Return the lines verbatim, starting at the first line of the records and ending at the line that contains "paragraph: Существенные проблемы", both included.

.....

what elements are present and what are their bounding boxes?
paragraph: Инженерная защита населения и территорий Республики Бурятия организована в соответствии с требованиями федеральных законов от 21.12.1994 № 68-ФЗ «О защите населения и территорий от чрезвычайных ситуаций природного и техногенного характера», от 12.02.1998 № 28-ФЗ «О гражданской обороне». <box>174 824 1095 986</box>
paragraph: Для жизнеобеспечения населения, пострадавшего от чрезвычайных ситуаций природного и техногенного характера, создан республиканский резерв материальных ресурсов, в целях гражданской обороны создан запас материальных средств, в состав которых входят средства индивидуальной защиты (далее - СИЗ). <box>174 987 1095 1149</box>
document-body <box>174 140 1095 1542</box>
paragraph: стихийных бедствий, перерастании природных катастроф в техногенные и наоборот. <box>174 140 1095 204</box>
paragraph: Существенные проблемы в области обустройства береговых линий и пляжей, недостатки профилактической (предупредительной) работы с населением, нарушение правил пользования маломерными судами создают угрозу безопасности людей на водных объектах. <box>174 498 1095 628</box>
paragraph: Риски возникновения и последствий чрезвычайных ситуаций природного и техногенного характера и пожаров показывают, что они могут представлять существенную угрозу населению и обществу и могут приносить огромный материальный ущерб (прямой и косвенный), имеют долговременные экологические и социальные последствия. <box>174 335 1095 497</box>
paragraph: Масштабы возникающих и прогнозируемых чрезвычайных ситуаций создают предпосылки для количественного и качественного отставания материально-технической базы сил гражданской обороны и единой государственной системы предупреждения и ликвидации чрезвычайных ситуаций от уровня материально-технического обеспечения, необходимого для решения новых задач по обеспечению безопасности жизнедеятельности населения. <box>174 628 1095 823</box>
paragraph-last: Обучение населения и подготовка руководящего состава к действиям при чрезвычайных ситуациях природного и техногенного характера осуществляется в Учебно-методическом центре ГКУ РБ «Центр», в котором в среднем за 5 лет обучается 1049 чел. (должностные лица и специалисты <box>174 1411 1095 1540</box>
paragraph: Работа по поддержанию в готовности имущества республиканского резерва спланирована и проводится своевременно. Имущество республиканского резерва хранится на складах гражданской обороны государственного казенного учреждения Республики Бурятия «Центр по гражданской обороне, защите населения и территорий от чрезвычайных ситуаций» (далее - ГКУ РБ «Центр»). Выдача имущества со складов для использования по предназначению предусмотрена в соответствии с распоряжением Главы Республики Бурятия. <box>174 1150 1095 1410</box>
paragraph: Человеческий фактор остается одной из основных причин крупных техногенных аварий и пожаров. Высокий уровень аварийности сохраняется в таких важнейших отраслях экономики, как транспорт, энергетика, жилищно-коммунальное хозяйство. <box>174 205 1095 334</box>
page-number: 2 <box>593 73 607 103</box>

.....

* **Answer to this task**
what elements are present and what are their bounding boxes?
paragraph: Инженерная защита населения и территорий Республики Бурятия организована в соответствии с требованиями федеральных законов от 21.12.1994 № 68-ФЗ «О защите населения и территорий от чрезвычайных ситуаций природного и техногенного характера», от 12.02.1998 № 28-ФЗ «О гражданской обороне». <box>174 824 1095 986</box>
paragraph: Для жизнеобеспечения населения, пострадавшего от чрезвычайных ситуаций природного и техногенного характера, создан республиканский резерв материальных ресурсов, в целях гражданской обороны создан запас материальных средств, в состав которых входят средства индивидуальной защиты (далее - СИЗ). <box>174 987 1095 1149</box>
document-body <box>174 140 1095 1542</box>
paragraph: стихийных бедствий, перерастании природных катастроф в техногенные и наоборот. <box>174 140 1095 204</box>
paragraph: Существенные проблемы в области обустройства береговых линий и пляжей, недостатки профилактической (предупредительной) работы с населением, нарушение правил пользования маломерными судами создают угрозу безопасности людей на водных объектах. <box>174 498 1095 628</box>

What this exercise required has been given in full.